» **Exercise goal**
Reproduce the material exactly, omitting nothing.

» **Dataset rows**
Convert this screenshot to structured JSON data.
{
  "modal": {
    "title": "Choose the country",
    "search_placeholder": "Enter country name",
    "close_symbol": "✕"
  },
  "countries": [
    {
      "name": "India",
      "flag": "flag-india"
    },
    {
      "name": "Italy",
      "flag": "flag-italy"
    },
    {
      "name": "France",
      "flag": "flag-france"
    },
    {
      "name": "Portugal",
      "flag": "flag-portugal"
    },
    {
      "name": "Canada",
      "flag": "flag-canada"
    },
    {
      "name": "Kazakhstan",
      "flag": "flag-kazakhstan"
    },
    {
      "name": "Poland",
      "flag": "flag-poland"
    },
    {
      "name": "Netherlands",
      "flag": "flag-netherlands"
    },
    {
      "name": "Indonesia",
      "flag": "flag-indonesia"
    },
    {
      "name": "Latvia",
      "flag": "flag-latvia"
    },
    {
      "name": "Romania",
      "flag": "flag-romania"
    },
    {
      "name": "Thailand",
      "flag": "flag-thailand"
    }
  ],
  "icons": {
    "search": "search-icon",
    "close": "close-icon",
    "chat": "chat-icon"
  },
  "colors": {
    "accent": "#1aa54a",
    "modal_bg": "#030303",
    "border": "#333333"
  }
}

» **Answer to this exercise**
Convert this screenshot to structured JSON data.
{
  "modal": {
    "title": "Choose the country",
    "search_placeholder": "Enter country name",
    "close_symbol": "✕"
  },
  "countries": [
    {
      "name": "India",
      "flag": "flag-india"
    },
    {
      "name": "Italy",
      "flag": "flag-italy"
    },
    {
      "name": "France",
      "flag": "flag-france"
    },
    {
      "name": "Portugal",
      "flag": "flag-portugal"
    },
    {
      "name": "Canada",
      "flag": "flag-canada"
    },
    {
      "name": "Kazakhstan",
      "flag": "flag-kazakhstan"
    },
    {
      "name": "Poland",
      "flag": "flag-poland"
    },
    {
      "name": "Netherlands",
      "flag": "flag-netherlands"
    },
    {
      "name": "Indonesia",
      "flag": "flag-indonesia"
    },
    {
      "name": "Latvia",
      "flag": "flag-latvia"
    },
    {
      "name": "Romania",
      "flag": "flag-romania"
    },
    {
      "name": "Thailand",
      "flag": "flag-thailand"
    }
  ],
  "icons": {
    "search": "search-icon",
    "close": "close-icon",
    "chat": "chat-icon"
  },
  "colors": {
    "accent": "#1aa54a",
    "modal_bg": "#030303",
    "border": "#333333"
  }
}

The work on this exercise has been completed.